Problem description :: Filter the listing below down to the lines containing the word "panel".

Data provided ::
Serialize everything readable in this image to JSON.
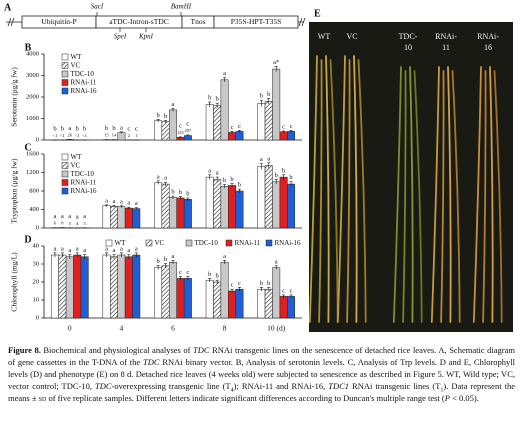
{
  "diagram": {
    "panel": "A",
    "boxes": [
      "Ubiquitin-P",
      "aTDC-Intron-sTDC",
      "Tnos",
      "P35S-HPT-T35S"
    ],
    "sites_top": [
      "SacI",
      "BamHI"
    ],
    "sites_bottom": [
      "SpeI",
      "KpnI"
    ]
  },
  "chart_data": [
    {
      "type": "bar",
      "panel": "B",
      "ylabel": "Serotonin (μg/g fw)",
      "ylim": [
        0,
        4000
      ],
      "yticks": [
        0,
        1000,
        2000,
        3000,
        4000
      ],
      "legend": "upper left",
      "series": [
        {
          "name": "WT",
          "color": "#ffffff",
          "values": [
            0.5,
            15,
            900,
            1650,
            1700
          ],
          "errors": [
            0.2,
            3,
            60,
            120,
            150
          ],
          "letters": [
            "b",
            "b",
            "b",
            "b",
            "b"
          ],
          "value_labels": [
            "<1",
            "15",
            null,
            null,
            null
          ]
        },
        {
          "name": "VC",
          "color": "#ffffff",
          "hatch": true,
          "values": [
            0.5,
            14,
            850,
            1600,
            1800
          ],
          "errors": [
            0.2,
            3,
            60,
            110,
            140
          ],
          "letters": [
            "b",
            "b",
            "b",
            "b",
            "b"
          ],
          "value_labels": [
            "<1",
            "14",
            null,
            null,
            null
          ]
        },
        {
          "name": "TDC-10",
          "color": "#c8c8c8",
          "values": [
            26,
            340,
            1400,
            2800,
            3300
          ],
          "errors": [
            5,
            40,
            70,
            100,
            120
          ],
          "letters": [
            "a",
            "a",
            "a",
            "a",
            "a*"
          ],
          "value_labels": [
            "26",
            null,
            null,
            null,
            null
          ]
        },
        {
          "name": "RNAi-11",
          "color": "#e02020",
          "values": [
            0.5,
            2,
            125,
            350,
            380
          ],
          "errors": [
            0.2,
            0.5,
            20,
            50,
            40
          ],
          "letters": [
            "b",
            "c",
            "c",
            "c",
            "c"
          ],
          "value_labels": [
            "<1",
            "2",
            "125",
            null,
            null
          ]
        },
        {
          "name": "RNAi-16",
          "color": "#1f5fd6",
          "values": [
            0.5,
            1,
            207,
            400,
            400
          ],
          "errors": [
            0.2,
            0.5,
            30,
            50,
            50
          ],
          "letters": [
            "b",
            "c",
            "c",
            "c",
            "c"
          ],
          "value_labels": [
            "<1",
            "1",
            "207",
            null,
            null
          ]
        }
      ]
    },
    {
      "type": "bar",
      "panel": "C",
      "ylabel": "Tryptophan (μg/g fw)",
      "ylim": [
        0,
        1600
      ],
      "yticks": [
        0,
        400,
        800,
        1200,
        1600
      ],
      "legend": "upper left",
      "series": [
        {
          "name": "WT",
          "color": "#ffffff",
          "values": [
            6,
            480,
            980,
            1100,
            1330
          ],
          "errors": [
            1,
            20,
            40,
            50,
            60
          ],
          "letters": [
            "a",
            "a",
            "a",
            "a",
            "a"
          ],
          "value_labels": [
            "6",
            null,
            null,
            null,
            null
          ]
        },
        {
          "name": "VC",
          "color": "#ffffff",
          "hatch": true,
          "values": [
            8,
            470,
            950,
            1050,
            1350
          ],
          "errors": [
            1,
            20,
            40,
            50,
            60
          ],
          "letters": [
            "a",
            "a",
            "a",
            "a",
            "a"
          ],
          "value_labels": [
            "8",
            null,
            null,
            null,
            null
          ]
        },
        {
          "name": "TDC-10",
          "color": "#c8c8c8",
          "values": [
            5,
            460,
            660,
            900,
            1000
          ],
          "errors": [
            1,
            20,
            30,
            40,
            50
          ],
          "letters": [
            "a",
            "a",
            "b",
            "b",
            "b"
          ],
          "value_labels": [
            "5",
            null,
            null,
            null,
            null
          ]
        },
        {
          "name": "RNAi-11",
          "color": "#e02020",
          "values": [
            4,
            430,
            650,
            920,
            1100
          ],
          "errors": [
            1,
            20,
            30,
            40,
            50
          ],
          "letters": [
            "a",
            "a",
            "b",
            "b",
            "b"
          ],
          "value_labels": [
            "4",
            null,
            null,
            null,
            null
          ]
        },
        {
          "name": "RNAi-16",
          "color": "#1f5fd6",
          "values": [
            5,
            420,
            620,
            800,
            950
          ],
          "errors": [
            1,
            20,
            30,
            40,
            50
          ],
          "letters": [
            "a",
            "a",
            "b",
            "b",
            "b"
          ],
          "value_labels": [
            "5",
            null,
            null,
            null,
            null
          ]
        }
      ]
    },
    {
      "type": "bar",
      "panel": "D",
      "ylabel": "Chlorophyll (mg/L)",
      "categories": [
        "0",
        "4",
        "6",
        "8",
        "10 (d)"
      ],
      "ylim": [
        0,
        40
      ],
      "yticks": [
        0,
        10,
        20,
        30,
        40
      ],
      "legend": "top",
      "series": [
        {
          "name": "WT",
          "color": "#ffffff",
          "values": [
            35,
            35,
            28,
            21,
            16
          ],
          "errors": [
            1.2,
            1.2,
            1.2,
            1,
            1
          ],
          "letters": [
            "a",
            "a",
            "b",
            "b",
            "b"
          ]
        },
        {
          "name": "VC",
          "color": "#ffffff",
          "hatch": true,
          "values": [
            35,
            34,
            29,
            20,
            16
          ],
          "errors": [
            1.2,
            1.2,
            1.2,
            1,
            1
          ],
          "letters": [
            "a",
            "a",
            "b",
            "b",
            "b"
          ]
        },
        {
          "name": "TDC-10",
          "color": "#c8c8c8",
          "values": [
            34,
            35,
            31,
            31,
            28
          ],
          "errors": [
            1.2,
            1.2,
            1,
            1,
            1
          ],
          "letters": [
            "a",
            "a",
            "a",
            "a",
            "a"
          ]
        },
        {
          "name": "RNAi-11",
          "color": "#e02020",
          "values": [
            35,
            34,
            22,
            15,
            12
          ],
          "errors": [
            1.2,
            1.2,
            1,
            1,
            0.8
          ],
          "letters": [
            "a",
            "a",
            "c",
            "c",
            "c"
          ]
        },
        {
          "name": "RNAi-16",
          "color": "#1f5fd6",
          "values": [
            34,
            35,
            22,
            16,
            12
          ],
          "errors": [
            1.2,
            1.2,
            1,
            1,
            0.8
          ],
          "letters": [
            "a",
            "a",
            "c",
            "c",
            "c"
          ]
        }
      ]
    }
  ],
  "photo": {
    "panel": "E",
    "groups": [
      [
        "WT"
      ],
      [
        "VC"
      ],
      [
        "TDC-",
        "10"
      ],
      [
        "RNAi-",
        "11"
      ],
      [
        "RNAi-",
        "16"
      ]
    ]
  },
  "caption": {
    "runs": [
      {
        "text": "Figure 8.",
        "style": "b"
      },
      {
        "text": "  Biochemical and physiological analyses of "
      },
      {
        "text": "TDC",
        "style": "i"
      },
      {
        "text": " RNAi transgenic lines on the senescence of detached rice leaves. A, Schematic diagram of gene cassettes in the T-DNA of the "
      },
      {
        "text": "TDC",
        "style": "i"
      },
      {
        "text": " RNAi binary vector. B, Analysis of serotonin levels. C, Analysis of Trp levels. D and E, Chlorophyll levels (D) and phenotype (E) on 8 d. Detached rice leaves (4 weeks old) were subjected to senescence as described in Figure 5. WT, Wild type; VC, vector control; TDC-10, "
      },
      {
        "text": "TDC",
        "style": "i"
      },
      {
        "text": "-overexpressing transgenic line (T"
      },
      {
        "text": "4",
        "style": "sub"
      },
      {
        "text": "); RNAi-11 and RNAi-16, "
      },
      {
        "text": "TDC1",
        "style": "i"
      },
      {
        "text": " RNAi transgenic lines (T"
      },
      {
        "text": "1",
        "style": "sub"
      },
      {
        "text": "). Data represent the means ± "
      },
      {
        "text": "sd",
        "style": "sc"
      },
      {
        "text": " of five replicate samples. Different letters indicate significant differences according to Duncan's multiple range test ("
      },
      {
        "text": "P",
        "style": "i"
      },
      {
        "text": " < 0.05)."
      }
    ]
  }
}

Output of the task ::
    "panel": "A",
      "panel": "B",
      "panel": "C",
      "panel": "D",
    "panel": "E",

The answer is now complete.